Goal of the exercise:
Leaving out the pictures, output the lines from the one that contains "Read all visible content and emit it as JSON." through the end of the material, exactly as they stand.

[Dataset entries on figures]
--- Start ---

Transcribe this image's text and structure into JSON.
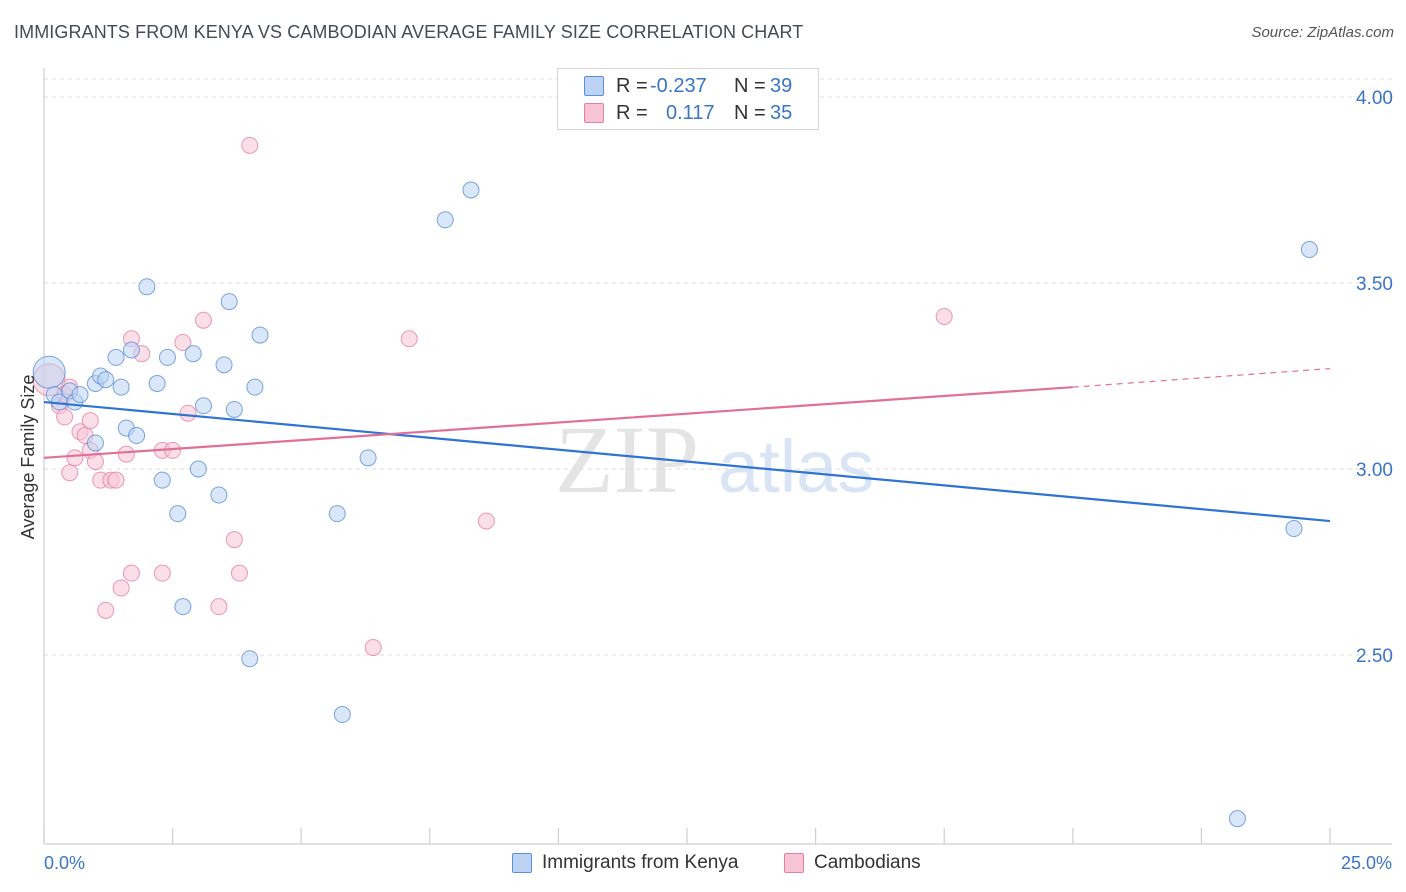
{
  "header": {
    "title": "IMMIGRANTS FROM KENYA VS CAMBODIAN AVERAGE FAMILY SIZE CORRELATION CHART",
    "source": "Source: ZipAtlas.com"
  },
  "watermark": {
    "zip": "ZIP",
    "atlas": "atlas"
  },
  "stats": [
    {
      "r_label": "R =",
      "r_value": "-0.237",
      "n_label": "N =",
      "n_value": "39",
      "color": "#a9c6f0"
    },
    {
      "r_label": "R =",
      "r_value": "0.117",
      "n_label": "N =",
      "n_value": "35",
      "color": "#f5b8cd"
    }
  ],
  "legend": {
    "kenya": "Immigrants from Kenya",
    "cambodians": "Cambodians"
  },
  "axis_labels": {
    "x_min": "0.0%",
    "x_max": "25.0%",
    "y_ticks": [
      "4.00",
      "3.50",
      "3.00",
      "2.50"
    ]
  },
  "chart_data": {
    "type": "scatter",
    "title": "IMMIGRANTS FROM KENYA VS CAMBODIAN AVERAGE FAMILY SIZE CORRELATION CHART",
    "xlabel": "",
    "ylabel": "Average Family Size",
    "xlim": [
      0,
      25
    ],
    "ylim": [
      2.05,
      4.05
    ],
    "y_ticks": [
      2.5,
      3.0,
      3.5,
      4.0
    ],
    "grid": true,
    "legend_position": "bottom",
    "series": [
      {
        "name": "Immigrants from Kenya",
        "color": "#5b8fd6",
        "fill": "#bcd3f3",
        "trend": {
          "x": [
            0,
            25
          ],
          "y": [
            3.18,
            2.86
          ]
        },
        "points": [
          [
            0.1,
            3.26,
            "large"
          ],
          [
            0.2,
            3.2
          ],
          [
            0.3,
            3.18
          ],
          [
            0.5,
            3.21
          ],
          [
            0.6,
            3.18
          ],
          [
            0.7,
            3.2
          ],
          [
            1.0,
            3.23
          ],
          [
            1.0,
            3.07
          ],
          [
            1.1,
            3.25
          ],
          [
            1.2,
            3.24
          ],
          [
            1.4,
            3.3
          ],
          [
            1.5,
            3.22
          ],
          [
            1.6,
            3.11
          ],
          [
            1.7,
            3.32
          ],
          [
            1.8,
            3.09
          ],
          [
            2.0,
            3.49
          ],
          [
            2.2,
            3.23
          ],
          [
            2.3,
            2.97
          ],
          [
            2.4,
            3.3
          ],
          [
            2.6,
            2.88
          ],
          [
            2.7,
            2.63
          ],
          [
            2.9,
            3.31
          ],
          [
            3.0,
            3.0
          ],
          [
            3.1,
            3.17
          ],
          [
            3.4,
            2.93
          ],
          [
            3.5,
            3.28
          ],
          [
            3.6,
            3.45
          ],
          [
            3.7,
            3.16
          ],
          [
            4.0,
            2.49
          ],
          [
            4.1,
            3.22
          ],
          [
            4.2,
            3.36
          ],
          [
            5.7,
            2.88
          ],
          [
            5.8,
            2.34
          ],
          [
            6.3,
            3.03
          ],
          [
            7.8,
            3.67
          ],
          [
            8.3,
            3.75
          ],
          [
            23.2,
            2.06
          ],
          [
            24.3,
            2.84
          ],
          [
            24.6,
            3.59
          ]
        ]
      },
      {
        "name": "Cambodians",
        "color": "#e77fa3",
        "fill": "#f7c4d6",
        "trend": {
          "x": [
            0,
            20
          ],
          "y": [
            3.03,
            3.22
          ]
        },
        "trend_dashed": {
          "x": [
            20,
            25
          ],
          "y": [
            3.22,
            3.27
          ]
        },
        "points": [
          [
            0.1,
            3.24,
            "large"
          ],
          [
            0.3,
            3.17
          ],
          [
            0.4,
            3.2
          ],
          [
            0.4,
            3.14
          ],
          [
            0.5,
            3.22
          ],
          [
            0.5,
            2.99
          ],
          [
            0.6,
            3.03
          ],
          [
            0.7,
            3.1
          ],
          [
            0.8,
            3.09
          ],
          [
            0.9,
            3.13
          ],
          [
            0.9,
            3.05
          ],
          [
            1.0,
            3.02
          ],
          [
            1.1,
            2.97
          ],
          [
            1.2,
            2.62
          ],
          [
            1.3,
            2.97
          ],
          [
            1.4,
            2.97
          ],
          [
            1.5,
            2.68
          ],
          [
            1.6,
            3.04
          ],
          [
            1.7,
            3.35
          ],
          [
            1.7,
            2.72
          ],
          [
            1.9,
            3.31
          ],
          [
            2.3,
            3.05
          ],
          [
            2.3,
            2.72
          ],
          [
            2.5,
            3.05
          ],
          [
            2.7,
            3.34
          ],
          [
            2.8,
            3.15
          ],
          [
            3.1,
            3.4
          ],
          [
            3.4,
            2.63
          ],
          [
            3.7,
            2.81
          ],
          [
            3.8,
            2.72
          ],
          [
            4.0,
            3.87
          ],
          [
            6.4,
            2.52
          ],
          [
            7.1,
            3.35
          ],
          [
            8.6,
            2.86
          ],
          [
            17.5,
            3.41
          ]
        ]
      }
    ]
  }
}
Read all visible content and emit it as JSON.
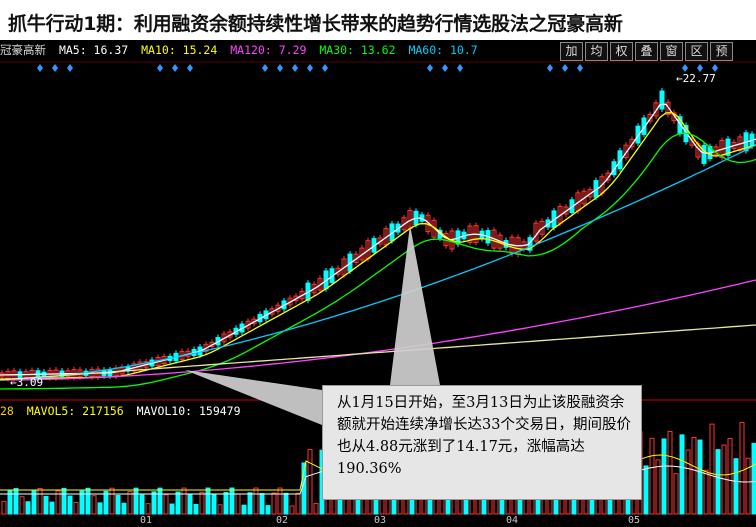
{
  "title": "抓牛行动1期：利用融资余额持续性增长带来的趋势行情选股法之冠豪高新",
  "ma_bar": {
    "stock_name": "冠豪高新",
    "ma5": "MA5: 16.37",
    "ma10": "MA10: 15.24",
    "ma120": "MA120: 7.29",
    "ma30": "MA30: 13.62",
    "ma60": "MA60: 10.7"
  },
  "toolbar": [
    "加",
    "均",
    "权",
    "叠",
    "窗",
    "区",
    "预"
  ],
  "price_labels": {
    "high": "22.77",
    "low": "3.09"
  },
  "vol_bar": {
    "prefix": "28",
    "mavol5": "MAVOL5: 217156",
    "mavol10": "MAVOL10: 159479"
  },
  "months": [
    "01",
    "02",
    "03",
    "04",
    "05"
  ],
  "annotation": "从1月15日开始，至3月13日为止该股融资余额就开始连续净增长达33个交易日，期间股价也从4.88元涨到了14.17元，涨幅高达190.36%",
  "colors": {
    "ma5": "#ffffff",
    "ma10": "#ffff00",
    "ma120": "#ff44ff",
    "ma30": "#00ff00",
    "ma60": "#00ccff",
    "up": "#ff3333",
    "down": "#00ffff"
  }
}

--- End ---

The output:
Read all visible content and emit it as JSON.
{
  "title": "抓牛行动1期：利用融资余额持续性增长带来的趋势行情选股法之冠豪高新",
  "ma_bar": {
    "stock_name": "冠豪高新",
    "ma5": "MA5: 16.37",
    "ma10": "MA10: 15.24",
    "ma120": "MA120: 7.29",
    "ma30": "MA30: 13.62",
    "ma60": "MA60: 10.7"
  },
  "toolbar": [
    "加",
    "均",
    "权",
    "叠",
    "窗",
    "区",
    "预"
  ],
  "price_labels": {
    "high": "22.77",
    "low": "3.09"
  },
  "vol_bar": {
    "prefix": "28",
    "mavol5": "MAVOL5: 217156",
    "mavol10": "MAVOL10: 159479"
  },
  "months": [
    "01",
    "02",
    "03",
    "04",
    "05"
  ],
  "annotation": "从1月15日开始，至3月13日为止该股融资余额就开始连续净增长达33个交易日，期间股价也从4.88元涨到了14.17元，涨幅高达190.36%",
  "colors": {
    "ma5": "#ffffff",
    "ma10": "#ffff00",
    "ma120": "#ff44ff",
    "ma30": "#00ff00",
    "ma60": "#00ccff",
    "up": "#ff3333",
    "down": "#00ffff"
  }
}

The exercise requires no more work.